Render the following material again verbatim, leaving nothing out.

────

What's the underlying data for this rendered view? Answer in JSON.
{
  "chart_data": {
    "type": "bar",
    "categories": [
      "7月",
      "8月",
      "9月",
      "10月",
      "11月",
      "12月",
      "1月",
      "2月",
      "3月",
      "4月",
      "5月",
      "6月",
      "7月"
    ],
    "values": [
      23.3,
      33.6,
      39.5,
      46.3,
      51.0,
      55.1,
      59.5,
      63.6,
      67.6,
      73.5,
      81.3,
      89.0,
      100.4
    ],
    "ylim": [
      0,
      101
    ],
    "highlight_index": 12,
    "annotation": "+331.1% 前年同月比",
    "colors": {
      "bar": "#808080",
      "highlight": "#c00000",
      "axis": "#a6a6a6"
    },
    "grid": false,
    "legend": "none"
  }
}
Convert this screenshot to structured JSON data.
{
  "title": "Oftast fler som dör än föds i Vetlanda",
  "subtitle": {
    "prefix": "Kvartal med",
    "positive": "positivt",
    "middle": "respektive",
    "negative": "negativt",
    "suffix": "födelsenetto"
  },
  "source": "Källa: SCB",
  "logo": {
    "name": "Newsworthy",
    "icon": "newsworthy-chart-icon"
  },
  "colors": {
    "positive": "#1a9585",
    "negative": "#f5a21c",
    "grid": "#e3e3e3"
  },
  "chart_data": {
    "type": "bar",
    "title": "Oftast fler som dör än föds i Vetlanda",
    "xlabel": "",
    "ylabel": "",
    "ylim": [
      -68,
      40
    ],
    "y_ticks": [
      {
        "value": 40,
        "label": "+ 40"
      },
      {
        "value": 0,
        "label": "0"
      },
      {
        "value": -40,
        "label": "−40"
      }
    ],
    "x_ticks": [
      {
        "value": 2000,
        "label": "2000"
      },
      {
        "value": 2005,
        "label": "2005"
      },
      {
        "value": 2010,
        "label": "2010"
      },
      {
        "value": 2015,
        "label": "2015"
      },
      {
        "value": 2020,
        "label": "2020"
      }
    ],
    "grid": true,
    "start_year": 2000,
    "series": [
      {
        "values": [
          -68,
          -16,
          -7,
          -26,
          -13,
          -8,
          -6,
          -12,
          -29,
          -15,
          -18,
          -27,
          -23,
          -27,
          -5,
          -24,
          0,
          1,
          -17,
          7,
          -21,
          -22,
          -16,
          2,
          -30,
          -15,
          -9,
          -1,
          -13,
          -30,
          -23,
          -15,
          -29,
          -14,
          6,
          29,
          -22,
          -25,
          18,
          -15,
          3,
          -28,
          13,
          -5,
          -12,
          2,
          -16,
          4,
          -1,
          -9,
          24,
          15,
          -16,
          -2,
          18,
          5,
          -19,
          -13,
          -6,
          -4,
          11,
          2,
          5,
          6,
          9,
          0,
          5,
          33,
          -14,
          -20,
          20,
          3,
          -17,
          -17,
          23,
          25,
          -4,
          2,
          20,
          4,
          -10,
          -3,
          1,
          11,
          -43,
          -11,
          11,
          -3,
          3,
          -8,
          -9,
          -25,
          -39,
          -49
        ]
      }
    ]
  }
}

────

**TASK OUTPUT**
What's the underlying data for this rendered view? Answer in JSON.
{
  "chart_data": {
    "type": "bar",
    "categories": [
      "7月",
      "8月",
      "9月",
      "10月",
      "11月",
      "12月",
      "1月",
      "2月",
      "3月",
      "4月",
      "5月",
      "6月",
      "7月"
    ],
    "values": [
      23.3,
      33.6,
      39.5,
      46.3,
      51.0,
      55.1,
      59.5,
      63.6,
      67.6,
      73.5,
      81.3,
      89.0,
      100.4
    ],
    "ylim": [
      0,
      101
    ],
    "highlight_index": 12,
    "annotation": "+331.1% 前年同月比",
    "colors": {
      "bar": "#808080",
      "highlight": "#c00000",
      "axis": "#a6a6a6"
    },
    "grid": false,
    "legend": "none"
  }
}
Convert this screenshot to structured JSON data.
{
  "title": "Oftast fler som dör än föds i Vetlanda",
  "subtitle": {
    "prefix": "Kvartal med",
    "positive": "positivt",
    "middle": "respektive",
    "negative": "negativt",
    "suffix": "födelsenetto"
  },
  "source": "Källa: SCB",
  "logo": {
    "name": "Newsworthy",
    "icon": "newsworthy-chart-icon"
  },
  "colors": {
    "positive": "#1a9585",
    "negative": "#f5a21c",
    "grid": "#e3e3e3"
  },
  "chart_data": {
    "type": "bar",
    "title": "Oftast fler som dör än föds i Vetlanda",
    "xlabel": "",
    "ylabel": "",
    "ylim": [
      -68,
      40
    ],
    "y_ticks": [
      {
        "value": 40,
        "label": "+ 40"
      },
      {
        "value": 0,
        "label": "0"
      },
      {
        "value": -40,
        "label": "−40"
      }
    ],
    "x_ticks": [
      {
        "value": 2000,
        "label": "2000"
      },
      {
        "value": 2005,
        "label": "2005"
      },
      {
        "value": 2010,
        "label": "2010"
      },
      {
        "value": 2015,
        "label": "2015"
      },
      {
        "value": 2020,
        "label": "2020"
      }
    ],
    "grid": true,
    "start_year": 2000,
    "series": [
      {
        "values": [
          -68,
          -16,
          -7,
          -26,
          -13,
          -8,
          -6,
          -12,
          -29,
          -15,
          -18,
          -27,
          -23,
          -27,
          -5,
          -24,
          0,
          1,
          -17,
          7,
          -21,
          -22,
          -16,
          2,
          -30,
          -15,
          -9,
          -1,
          -13,
          -30,
          -23,
          -15,
          -29,
          -14,
          6,
          29,
          -22,
          -25,
          18,
          -15,
          3,
          -28,
          13,
          -5,
          -12,
          2,
          -16,
          4,
          -1,
          -9,
          24,
          15,
          -16,
          -2,
          18,
          5,
          -19,
          -13,
          -6,
          -4,
          11,
          2,
          5,
          6,
          9,
          0,
          5,
          33,
          -14,
          -20,
          20,
          3,
          -17,
          -17,
          23,
          25,
          -4,
          2,
          20,
          4,
          -10,
          -3,
          1,
          11,
          -43,
          -11,
          11,
          -3,
          3,
          -8,
          -9,
          -25,
          -39,
          -49
        ]
      }
    ]
  }
}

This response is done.